--- begin Text passage ---

# Weird CPU Throttle



## darcinator (Jul 9, 2011)

Okay so i have my CPU fx 6100 overclocked to 4.5. I have my fsb to 220 and multi to 20.5. For some reason my cpu reduces clock speed under stress by the fsb lowing it to as much as 200. Why would this happen? Shouldn't the mutiplyer fall and not the FSB? This is really annoying as when im playing battlefield 3 the clock speeds dip down to 3.6 GHz or so and i need them at 4.5 or my GPU is bottlenecked. Any tips on how to fix? I am currently running windows 8 R.P and it didn't do this during windows 7.

m5a99x EVO
650 tx
gtx 670 
fx 6100
12 gb gskill 1600 mhz

P.S~I know that overclocking adds stress and voids warranties so please don't advise on that!


----------



## Tyree (May 10, 2009)

Most likely the OC is too high, try backing it off.
What configuration is the 12GB of RAM (3x4GB or some other)?


----------



## A1tecice (Jun 1, 2010)

What are your CPU temps when this happends? Sounds to me like your CPU is preventing a thermal trip by underclocking its self?


----------



## darcinator (Jul 9, 2011)

My ram is 2gb 4gb 2gb 4gb. My temps are not to high. I was listening to iTunes music and saw the bus drop from 220 to 160 then a second later it went to 218. It almost seems random. Core temps 25-24 ish and CPU temps 38 when all this was occurring. 

The overclock would not do this when I had windows 7 installed. Any reason win 8 would have an effect? I set processor power management to 100% min and Max and still weird jumps. Isn't the multiplayer supposed to fall not the front bus?


----------



## A1tecice (Jun 1, 2010)

--- end Text passage ---

Instruction 1 »
In the CPU throttle thread, what memory configuration does darcinator give for the 12 GB of RAM?
Instruction 2 »
Please carry on with the CPU throttle thread from its last line.
The rows that come next are separate material, unrelated to the CPU throttle thread.

--- begin Extracted records ---

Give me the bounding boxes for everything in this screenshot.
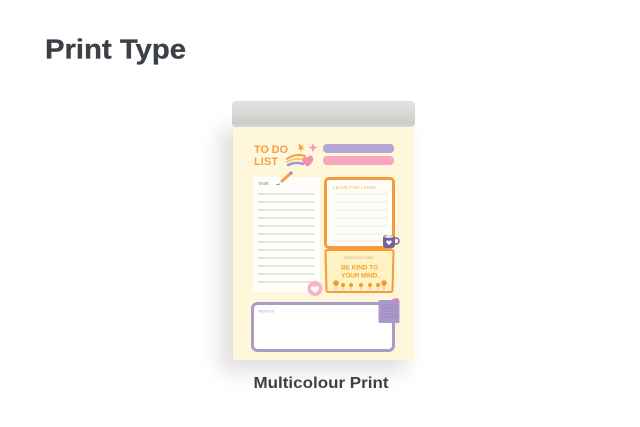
label: task: TASK bbox=[258, 181, 269, 186]
label: reminder: REMINDER ONE: bbox=[344, 256, 374, 260]
notepad bbox=[220, 101, 415, 372]
label: leave for later: LEAVE FOR LATER bbox=[333, 185, 377, 191]
paper sheet bbox=[233, 122, 414, 360]
top binding bbox=[232, 101, 415, 127]
panel: leave for later bbox=[326, 178, 394, 248]
task lines bbox=[258, 194, 314, 282]
icon: sparkles bbox=[298, 143, 318, 152]
panel: reminder bbox=[326, 250, 394, 292]
quote: BE KIND TO bbox=[341, 264, 378, 272]
caption: Multicolour Print bbox=[254, 375, 388, 392]
icon: rainbow with heart bbox=[287, 155, 313, 166]
field: purple label bbox=[323, 144, 394, 153]
label: notes: NOTES bbox=[259, 308, 274, 314]
paper shadow bbox=[220, 128, 406, 372]
icon: purple mug bbox=[383, 235, 399, 248]
heading: to do list bbox=[254, 144, 288, 168]
heading: to do list: TO DO bbox=[254, 144, 288, 156]
quote: YOUR MIND. bbox=[341, 272, 379, 280]
icon: pink heart badge bbox=[308, 281, 322, 296]
panel: task list bbox=[253, 177, 320, 292]
panel: notes bbox=[252, 304, 394, 350]
field: pink label bbox=[323, 156, 394, 165]
icon: pencil bbox=[276, 172, 292, 185]
notepad artwork bbox=[232, 101, 415, 360]
later lines bbox=[333, 194, 388, 241]
flowers bbox=[333, 280, 387, 290]
icon: sticky note bbox=[378, 298, 400, 323]
quote bbox=[341, 264, 379, 280]
title: Print Type bbox=[45, 34, 186, 64]
heading: to do list: LIST bbox=[254, 156, 278, 168]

--- end Extracted records ---

Expected output 1 »
2gb 4gb 2gb 4gb.

Expected output 2 »
Isint windows 8 pre-RC? so there will be some bugs still after all... it is microsoft :wink:

Might be worth reporting the problem to microsoft so they can fix/tweak it.


----------



## greenbrucelee (Apr 24, 2007)

I have a suggestion although your issue maybe windows 8 related. Do you have cool n quiet enabled in the BIOS? if so disable it, but your pc will remain at full speed all the time.


----------



## darcinator (Jul 9, 2011)

I have all power savings disabled. I am now in the processes of reinstalling win 7 and I'll see what happens when I apply the overclock


----------



## darcinator (Jul 9, 2011)

Window 8 must have some weird bug because back on windows 7 I'm rock solid at 4.5 no dips or anything. I hope they fix that before October!


----------



## TheMiner (Aug 22, 2012)

The only way they will fix Windows8 is by throwing it in the trash......just saying


----------



## Tyree (May 10, 2009)

Windows 8 is not a completed OS so it's bound to have issues. 
Did you try backing of the OC in 8?


----------



## darcinator (Jul 9, 2011)

Yeah and it still throttled I even tried taking the bus speed back to 200 and just leaving my multiplier at 20.5 and it still throttled. Windows 7 it is for me until they fix this problem.


----------



## A1tecice (Jun 1, 2010)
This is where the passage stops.